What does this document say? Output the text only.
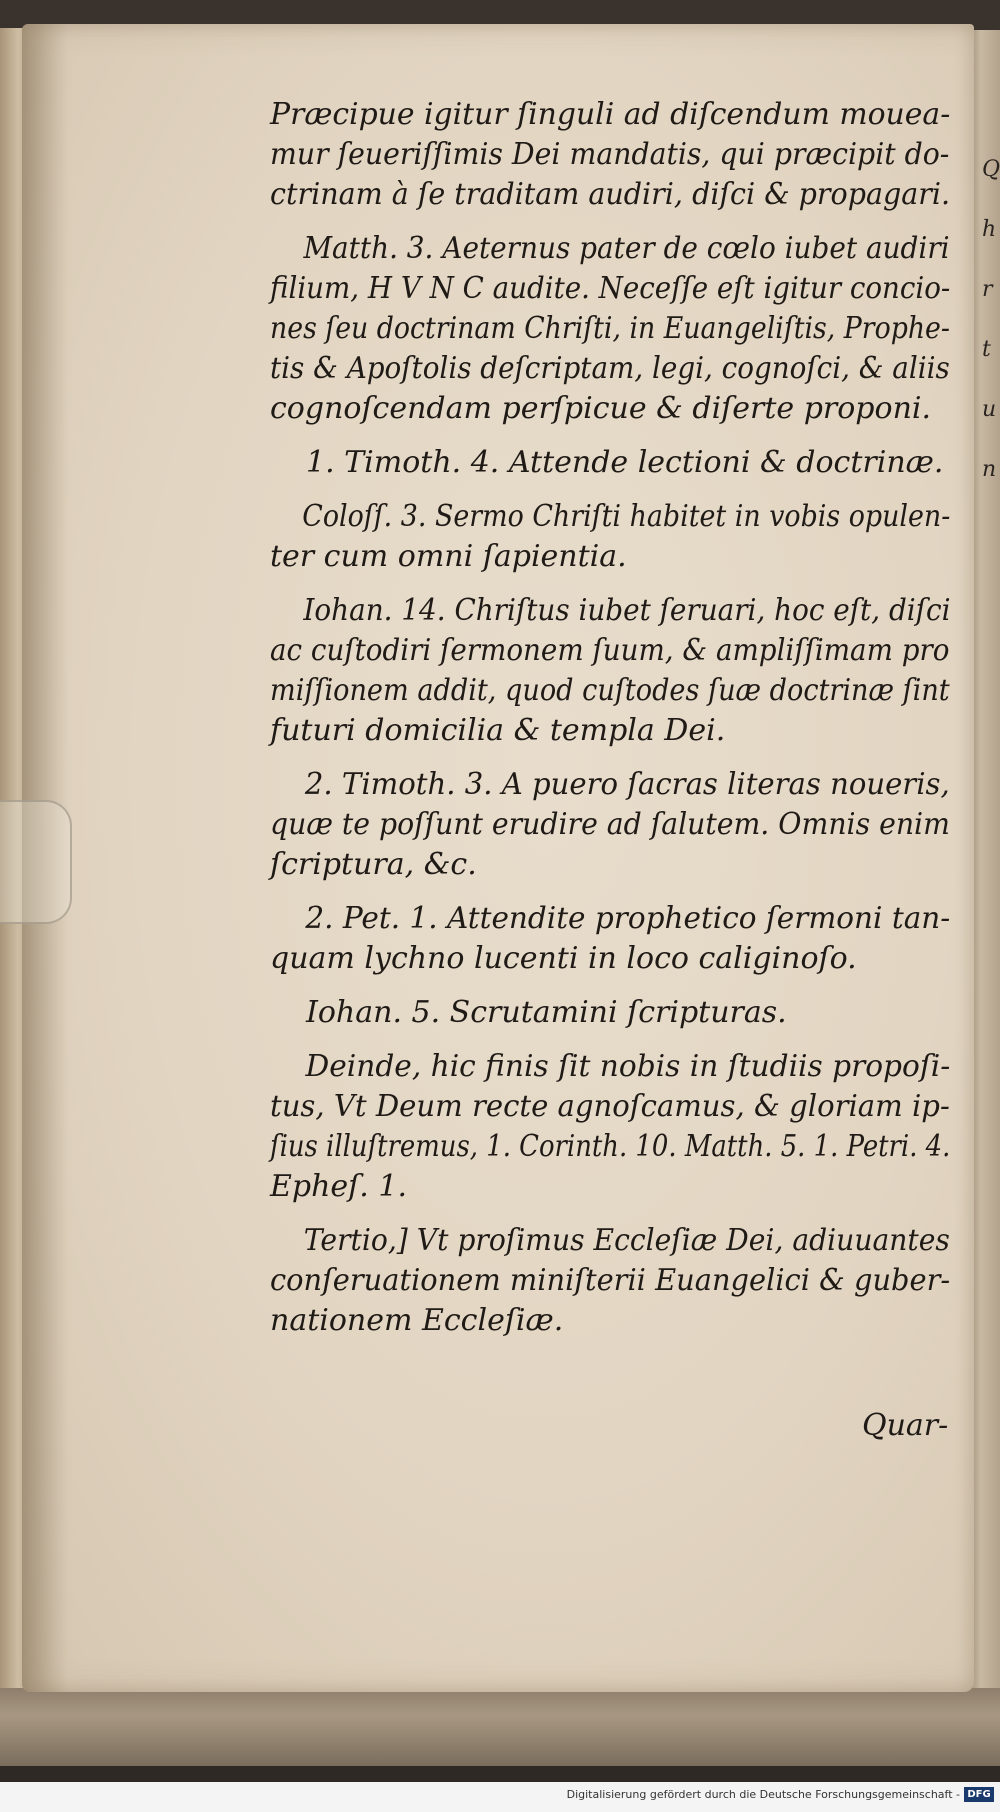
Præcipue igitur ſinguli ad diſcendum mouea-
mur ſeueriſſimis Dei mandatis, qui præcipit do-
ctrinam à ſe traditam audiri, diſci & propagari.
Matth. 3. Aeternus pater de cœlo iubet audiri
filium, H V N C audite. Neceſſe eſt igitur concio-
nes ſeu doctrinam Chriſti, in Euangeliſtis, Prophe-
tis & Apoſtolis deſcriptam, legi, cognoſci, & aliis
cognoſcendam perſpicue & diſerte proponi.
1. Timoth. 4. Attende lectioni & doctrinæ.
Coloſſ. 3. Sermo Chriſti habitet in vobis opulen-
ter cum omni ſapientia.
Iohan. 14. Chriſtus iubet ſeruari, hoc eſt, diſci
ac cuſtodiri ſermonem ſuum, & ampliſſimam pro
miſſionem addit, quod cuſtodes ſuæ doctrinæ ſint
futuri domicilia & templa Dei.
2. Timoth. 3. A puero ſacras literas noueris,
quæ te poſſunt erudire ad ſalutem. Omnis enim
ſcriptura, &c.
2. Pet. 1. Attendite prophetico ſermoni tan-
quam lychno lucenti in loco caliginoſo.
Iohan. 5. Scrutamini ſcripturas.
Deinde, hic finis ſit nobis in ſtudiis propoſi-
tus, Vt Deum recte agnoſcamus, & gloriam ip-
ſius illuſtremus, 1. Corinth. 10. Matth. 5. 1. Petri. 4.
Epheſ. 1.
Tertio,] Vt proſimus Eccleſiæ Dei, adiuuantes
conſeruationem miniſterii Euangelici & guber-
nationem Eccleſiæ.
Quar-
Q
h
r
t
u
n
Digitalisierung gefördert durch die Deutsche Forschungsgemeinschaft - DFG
========
Objective -
Going through the records above, state how many lines carry "igitur", with no other text.

Exercise response -
2